— Task goal —
Only lines containing the word "content" are needed; pull them out of the material.

"""

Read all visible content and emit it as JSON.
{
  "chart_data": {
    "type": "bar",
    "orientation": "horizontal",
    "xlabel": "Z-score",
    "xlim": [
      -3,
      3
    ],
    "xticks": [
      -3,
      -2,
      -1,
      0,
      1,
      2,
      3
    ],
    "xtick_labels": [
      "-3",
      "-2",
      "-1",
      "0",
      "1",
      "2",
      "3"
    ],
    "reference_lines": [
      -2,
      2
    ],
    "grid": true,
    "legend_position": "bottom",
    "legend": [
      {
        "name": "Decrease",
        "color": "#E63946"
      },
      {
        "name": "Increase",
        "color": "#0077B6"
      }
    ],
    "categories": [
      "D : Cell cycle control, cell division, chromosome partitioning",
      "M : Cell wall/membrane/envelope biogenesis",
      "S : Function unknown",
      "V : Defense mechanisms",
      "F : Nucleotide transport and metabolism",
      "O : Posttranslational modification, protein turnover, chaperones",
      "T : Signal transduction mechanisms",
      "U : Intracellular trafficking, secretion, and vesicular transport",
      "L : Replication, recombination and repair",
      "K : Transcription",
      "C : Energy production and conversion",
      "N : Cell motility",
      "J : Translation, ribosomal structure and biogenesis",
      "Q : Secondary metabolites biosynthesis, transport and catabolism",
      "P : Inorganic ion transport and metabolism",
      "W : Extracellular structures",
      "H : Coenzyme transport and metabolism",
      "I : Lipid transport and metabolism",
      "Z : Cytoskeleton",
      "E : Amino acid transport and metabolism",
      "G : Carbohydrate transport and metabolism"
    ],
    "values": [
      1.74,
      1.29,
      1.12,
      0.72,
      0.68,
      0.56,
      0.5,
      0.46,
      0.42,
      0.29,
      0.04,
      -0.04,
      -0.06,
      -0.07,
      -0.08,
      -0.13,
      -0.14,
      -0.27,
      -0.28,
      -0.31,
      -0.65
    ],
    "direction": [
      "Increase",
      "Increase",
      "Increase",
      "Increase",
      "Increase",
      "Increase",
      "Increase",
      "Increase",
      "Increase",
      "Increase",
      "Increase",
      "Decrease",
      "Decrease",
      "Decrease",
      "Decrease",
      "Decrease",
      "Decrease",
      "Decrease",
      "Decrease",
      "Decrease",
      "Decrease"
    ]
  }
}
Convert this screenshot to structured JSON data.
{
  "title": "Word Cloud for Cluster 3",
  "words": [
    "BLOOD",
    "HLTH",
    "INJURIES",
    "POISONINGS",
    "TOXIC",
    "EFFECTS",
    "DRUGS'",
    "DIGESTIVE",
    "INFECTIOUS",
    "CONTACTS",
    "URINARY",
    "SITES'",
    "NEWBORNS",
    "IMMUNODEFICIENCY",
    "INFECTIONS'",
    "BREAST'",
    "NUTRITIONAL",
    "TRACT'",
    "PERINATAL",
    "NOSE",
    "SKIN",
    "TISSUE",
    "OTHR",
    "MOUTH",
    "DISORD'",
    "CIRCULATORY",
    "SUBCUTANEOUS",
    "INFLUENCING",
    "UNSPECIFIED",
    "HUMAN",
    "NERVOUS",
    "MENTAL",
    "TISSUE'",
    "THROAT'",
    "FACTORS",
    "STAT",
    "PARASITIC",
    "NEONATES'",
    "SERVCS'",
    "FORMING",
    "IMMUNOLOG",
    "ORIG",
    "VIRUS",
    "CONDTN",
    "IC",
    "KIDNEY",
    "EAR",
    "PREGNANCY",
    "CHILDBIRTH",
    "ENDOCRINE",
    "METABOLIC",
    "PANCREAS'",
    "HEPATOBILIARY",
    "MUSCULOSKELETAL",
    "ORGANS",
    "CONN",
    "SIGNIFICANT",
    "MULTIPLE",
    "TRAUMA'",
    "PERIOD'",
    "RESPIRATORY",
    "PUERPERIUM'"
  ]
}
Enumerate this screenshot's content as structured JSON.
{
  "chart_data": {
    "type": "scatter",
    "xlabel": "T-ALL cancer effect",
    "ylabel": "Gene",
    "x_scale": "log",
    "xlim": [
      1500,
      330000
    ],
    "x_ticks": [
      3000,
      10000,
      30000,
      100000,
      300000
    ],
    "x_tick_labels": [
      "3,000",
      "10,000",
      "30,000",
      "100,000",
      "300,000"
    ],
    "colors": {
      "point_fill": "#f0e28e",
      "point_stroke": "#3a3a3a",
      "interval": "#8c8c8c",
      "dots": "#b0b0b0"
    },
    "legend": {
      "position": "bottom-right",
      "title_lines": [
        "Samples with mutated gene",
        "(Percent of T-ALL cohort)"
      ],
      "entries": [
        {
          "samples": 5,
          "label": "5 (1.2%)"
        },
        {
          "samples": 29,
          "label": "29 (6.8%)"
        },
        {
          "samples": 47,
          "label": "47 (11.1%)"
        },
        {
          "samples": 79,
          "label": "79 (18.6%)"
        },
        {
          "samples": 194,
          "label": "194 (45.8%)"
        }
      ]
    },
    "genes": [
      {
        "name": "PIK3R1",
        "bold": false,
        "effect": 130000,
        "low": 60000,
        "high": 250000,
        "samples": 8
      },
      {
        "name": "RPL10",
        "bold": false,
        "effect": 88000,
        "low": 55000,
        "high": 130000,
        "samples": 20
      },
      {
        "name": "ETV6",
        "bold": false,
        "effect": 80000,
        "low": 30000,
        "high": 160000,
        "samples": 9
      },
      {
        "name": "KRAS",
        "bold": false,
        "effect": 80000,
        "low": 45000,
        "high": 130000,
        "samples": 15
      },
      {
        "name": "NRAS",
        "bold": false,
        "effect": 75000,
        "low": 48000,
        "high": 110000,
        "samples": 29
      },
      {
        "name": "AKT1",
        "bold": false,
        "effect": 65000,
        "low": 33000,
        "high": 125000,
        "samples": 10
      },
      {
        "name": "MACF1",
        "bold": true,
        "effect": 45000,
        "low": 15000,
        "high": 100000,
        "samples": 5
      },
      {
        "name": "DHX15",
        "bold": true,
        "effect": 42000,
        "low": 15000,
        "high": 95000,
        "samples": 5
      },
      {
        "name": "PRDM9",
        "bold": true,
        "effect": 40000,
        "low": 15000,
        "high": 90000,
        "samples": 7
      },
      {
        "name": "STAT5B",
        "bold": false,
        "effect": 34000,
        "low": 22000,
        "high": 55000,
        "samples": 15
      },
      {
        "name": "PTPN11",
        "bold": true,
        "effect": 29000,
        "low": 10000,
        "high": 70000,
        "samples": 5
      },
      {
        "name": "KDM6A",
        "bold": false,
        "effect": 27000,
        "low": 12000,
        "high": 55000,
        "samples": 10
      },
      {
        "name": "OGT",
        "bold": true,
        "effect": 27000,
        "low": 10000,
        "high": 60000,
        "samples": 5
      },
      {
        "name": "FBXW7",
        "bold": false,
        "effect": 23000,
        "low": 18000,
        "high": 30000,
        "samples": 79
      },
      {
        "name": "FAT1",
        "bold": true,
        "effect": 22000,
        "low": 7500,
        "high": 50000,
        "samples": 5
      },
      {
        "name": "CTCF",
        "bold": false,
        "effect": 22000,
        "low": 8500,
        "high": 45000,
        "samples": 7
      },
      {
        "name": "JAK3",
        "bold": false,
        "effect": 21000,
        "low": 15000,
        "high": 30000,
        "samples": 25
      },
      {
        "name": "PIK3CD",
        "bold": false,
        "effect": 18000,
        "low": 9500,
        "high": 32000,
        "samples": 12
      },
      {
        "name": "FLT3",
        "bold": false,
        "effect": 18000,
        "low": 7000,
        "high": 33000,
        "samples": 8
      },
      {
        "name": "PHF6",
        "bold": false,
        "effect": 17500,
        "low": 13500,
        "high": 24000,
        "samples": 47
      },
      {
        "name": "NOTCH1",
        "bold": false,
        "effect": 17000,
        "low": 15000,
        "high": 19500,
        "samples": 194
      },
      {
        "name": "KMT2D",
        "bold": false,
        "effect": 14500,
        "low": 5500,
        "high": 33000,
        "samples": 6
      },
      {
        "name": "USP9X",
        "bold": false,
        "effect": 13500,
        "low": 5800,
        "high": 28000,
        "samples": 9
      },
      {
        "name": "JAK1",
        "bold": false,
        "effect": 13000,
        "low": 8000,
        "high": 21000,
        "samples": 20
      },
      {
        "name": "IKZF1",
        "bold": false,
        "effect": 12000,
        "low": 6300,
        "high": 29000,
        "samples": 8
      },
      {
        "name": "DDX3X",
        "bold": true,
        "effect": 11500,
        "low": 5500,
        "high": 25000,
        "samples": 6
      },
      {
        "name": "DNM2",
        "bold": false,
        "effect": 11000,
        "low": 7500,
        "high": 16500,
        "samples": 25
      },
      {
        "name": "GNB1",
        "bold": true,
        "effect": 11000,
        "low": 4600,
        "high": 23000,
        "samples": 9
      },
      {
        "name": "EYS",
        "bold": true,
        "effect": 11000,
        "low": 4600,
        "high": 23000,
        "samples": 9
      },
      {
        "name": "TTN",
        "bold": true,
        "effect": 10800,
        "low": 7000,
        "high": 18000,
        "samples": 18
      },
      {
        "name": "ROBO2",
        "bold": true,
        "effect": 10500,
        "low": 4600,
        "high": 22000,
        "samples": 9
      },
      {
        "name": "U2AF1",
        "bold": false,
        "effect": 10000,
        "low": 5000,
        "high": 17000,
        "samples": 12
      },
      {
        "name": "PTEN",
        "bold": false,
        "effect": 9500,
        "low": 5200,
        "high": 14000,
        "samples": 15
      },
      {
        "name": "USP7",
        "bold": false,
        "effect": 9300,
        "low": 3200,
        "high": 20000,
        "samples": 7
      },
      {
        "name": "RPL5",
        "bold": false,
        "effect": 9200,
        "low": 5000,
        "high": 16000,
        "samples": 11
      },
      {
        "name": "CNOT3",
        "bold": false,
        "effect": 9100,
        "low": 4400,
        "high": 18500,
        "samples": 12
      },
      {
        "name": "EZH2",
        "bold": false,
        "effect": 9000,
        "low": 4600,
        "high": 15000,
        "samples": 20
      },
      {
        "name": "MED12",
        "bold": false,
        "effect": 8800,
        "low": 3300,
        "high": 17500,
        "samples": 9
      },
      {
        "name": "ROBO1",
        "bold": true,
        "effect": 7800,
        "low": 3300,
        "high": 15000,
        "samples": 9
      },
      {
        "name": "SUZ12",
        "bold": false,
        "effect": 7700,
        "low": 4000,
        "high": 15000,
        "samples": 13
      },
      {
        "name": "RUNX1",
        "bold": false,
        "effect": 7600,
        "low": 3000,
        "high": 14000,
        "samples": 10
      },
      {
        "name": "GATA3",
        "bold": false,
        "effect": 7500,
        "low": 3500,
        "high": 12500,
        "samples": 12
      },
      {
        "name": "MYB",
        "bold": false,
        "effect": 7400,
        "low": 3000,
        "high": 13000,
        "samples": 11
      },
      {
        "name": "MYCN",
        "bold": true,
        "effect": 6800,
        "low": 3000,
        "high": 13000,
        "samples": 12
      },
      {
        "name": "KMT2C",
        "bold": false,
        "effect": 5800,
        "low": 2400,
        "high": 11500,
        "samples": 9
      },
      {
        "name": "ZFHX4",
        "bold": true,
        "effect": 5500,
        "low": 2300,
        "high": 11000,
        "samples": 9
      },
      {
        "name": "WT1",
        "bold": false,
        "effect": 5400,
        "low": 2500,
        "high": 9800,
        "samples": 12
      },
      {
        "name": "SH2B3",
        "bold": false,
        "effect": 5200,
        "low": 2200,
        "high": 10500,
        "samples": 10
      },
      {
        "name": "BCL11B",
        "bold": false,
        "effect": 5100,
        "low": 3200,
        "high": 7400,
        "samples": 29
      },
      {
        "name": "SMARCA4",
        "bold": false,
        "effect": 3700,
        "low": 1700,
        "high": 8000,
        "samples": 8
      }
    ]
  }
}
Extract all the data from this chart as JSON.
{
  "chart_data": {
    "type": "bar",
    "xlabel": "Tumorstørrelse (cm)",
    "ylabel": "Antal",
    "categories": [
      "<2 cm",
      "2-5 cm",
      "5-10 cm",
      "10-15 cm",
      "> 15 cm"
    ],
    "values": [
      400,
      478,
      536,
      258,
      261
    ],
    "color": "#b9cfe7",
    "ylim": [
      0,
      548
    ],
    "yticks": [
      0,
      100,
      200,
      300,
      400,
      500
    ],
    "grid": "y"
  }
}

"""

— Exercise answer —
Read all visible content and emit it as JSON.
Enumerate this screenshot's content as structured JSON.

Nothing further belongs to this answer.